#### Given instruction:
Check each line below for the word "Российской", and copy those that have it.

□ □ □ □ □ □ □

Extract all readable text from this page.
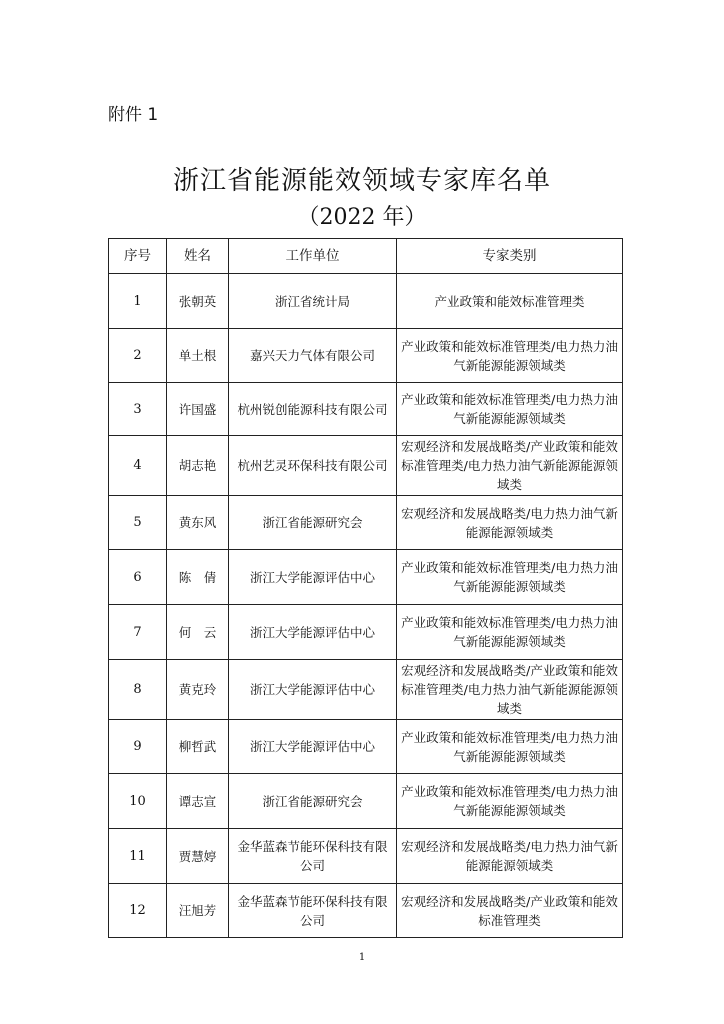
附件 1
浙江省能源能效领域专家库名单
（2022 年）
序号	姓名	工作单位	专家类别
1	张朝英	浙江省统计局	产业政策和能效标准管理类
2	单土根	嘉兴天力气体有限公司	产业政策和能效标准管理类/电力热力油气新能源能源领域类
3	许国盛	杭州锐创能源科技有限公司	产业政策和能效标准管理类/电力热力油气新能源能源领域类
4	胡志艳	杭州艺灵环保科技有限公司	宏观经济和发展战略类/产业政策和能效标准管理类/电力热力油气新能源能源领域类
5	黄东风	浙江省能源研究会	宏观经济和发展战略类/电力热力油气新能源能源领域类
6	陈　倩	浙江大学能源评估中心	产业政策和能效标准管理类/电力热力油气新能源能源领域类
7	何　云	浙江大学能源评估中心	产业政策和能效标准管理类/电力热力油气新能源能源领域类
8	黄克玲	浙江大学能源评估中心	宏观经济和发展战略类/产业政策和能效标准管理类/电力热力油气新能源能源领域类
9	柳哲武	浙江大学能源评估中心	产业政策和能效标准管理类/电力热力油气新能源能源领域类
10	谭志宣	浙江省能源研究会	产业政策和能效标准管理类/电力热力油气新能源能源领域类
11	贾慧婷	金华蓝森节能环保科技有限公司	宏观经济和发展战略类/电力热力油气新能源能源领域类
12	汪旭芳	金华蓝森节能环保科技有限公司	宏观经济和发展战略类/产业政策和能效标准管理类
1
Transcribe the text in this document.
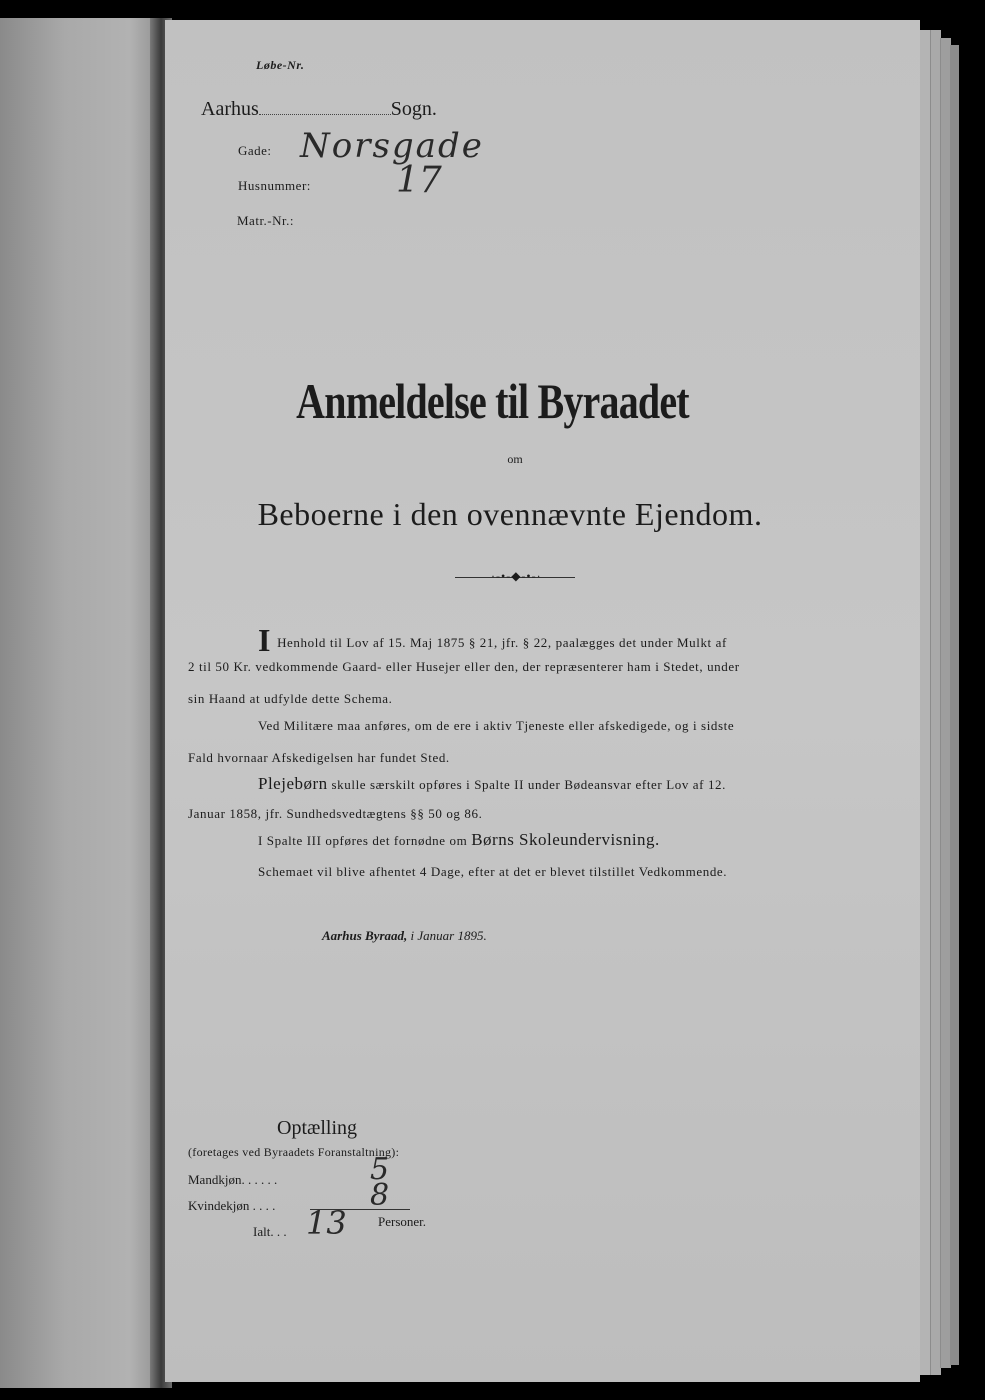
Løbe-Nr.
Aarhus	Sogn.
Gade: Norsgade
Husnummer: 17
Matr.-Nr.:
Anmeldelse til Byraadet
om
Beboerne i den ovennævnte Ejendom.
·-•-◆-•-·
I Henhold til Lov af 15. Maj 1875 § 21, jfr. § 22, paalægges det under Mulkt af
2 til 50 Kr. vedkommende Gaard- eller Husejer eller den, der repræsenterer ham i Stedet, under
sin Haand at udfylde dette Schema.
Ved Militære maa anføres, om de ere i aktiv Tjeneste eller afskedigede, og i sidste
Fald hvornaar Afskedigelsen har fundet Sted.
Plejebørn skulle særskilt opføres i Spalte II under Bødeansvar efter Lov af 12.
Januar 1858, jfr. Sundhedsvedtægtens §§ 50 og 86.
I Spalte III opføres det fornødne om Børns Skoleundervisning.
Schemaet vil blive afhentet 4 Dage, efter at det er blevet tilstillet Vedkommende.
Aarhus Byraad, i Januar 1895.
Optælling
(foretages ved Byraadets Foranstaltning):
Mandkjøn. . . . . .	5
Kvindekjøn . . . .	8
Ialt. . . 13 Personer.
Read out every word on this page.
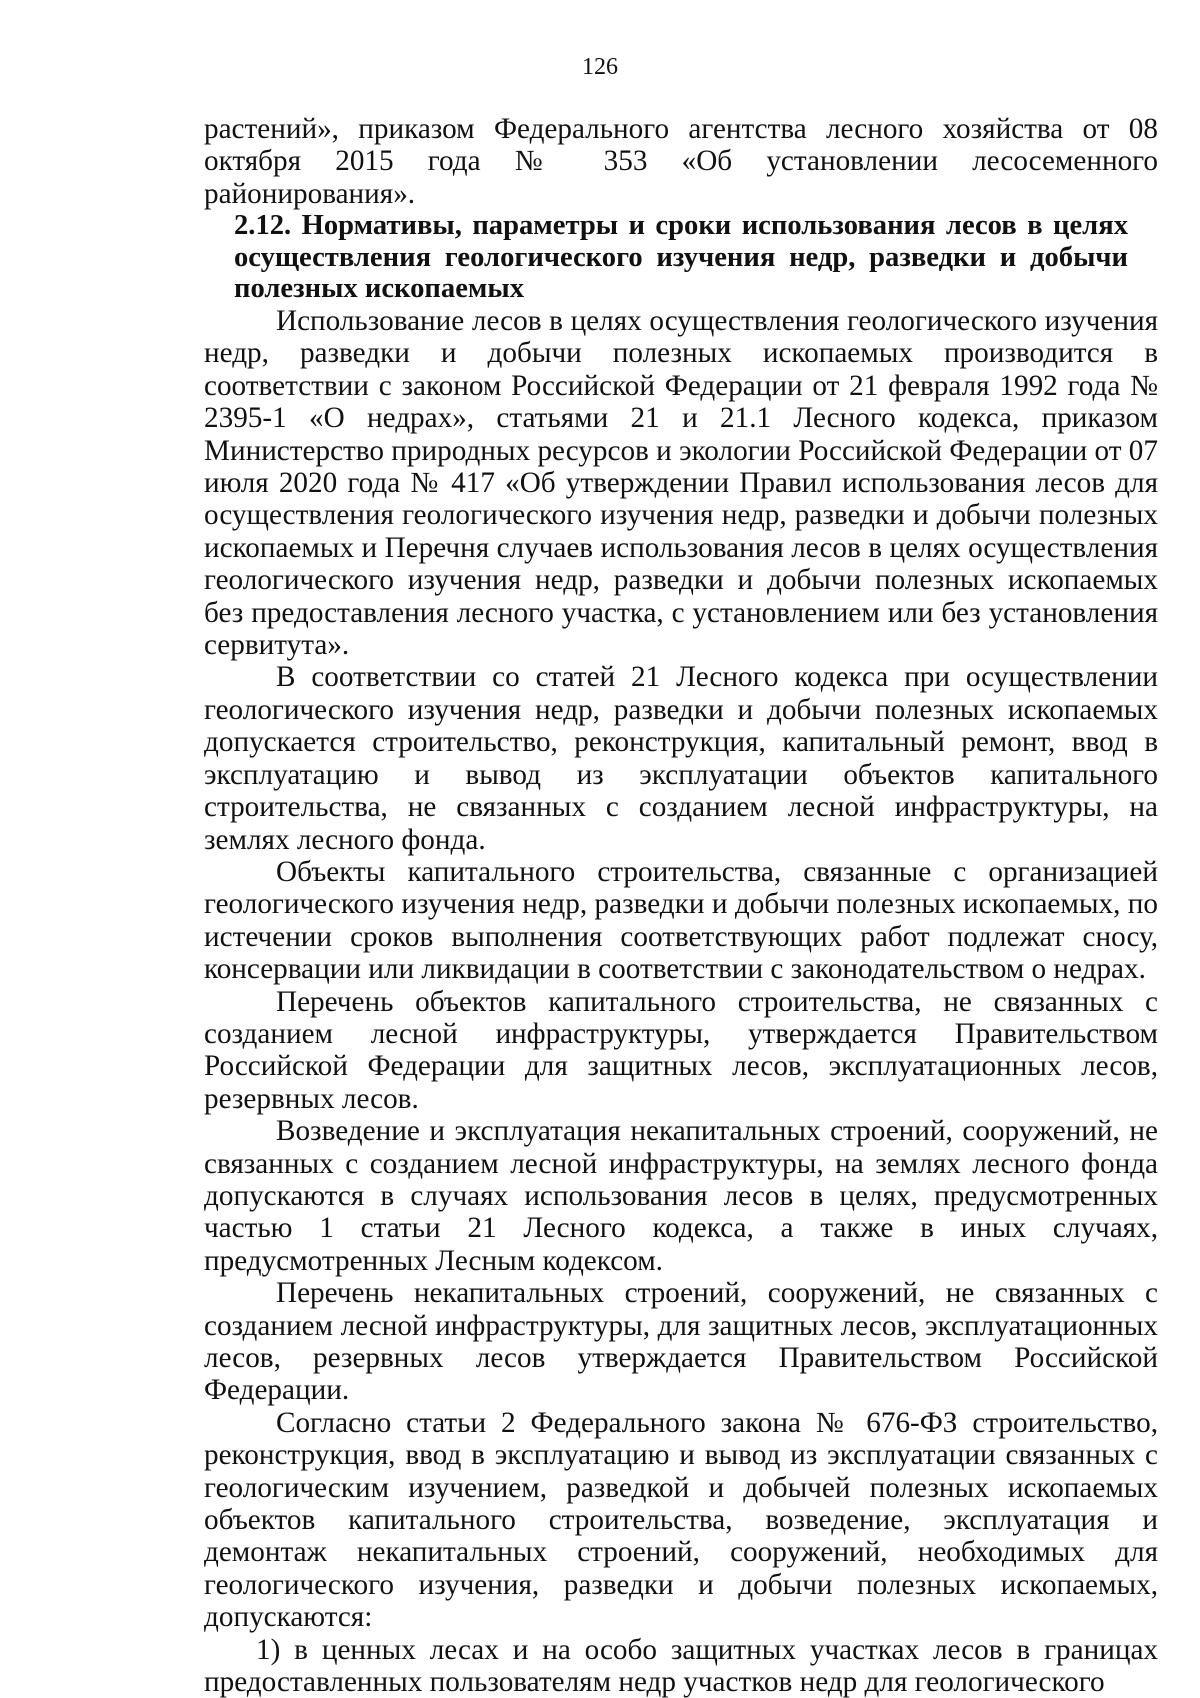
126

растений», приказом Федерального агентства лесного хозяйства от 08 октября 2015 года № 353 «Об установлении лесосеменного районирования».

2.12. Нормативы, параметры и сроки использования лесов в целях осуществления геологического изучения недр, разведки и добычи полезных ископаемых

Использование лесов в целях осуществления геологического изучения недр, разведки и добычи полезных ископаемых производится в соответствии с законом Российской Федерации от 21 февраля 1992 года № 2395-1 «О недрах», статьями 21 и 21.1 Лесного кодекса, приказом Министерство природных ресурсов и экологии Российской Федерации от 07 июля 2020 года № 417 «Об утверждении Правил использования лесов для осуществления геологического изучения недр, разведки и добычи полезных ископаемых и Перечня случаев использования лесов в целях осуществления геологического изучения недр, разведки и добычи полезных ископаемых без предоставления лесного участка, с установлением или без установления сервитута».

В соответствии со статей 21 Лесного кодекса при осуществлении геологического изучения недр, разведки и добычи полезных ископаемых допускается строительство, реконструкция, капитальный ремонт, ввод в эксплуатацию и вывод из эксплуатации объектов капитального строительства, не связанных с созданием лесной инфраструктуры, на землях лесного фонда.

Объекты капитального строительства, связанные с организацией геологического изучения недр, разведки и добычи полезных ископаемых, по истечении сроков выполнения соответствующих работ подлежат сносу, консервации или ликвидации в соответствии с законодательством о недрах.

Перечень объектов капитального строительства, не связанных с созданием лесной инфраструктуры, утверждается Правительством Российской Федерации для защитных лесов, эксплуатационных лесов, резервных лесов.

Возведение и эксплуатация некапитальных строений, сооружений, не связанных с созданием лесной инфраструктуры, на землях лесного фонда допускаются в случаях использования лесов в целях, предусмотренных частью 1 статьи 21 Лесного кодекса, а также в иных случаях, предусмотренных Лесным кодексом.

Перечень некапитальных строений, сооружений, не связанных с созданием лесной инфраструктуры, для защитных лесов, эксплуатационных лесов, резервных лесов утверждается Правительством Российской Федерации.

Согласно статьи 2 Федерального закона № 676-ФЗ строительство, реконструкция, ввод в эксплуатацию и вывод из эксплуатации связанных с геологическим изучением, разведкой и добычей полезных ископаемых объектов капитального строительства, возведение, эксплуатация и демонтаж некапитальных строений, сооружений, необходимых для геологического изучения, разведки и добычи полезных ископаемых, допускаются:

1) в ценных лесах и на особо защитных участках лесов в границах предоставленных пользователям недр участков недр для геологического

□ □ □ □ □ □ □

#### Result for this task:
Использование лесов в целях осуществления геологического изучения недр, разведки и добычи полезных ископаемых производится в соответствии с законом Российской Федерации от 21 февраля 1992 года № 2395-1 «О недрах», статьями 21 и 21.1 Лесного кодекса, приказом Министерство природных ресурсов и экологии Российской Федерации от 07 июля 2020 года № 417 «Об утверждении Правил использования лесов для осуществления геологического изучения недр, разведки и добычи полезных ископаемых и Перечня случаев использования лесов в целях осуществления геологического изучения недр, разведки и добычи полезных ископаемых без предоставления лесного участка, с установлением или без установления сервитута».
Перечень объектов капитального строительства, не связанных с созданием лесной инфраструктуры, утверждается Правительством Российской Федерации для защитных лесов, эксплуатационных лесов, резервных лесов.
Перечень некапитальных строений, сооружений, не связанных с созданием лесной инфраструктуры, для защитных лесов, эксплуатационных лесов, резервных лесов утверждается Правительством Российской Федерации.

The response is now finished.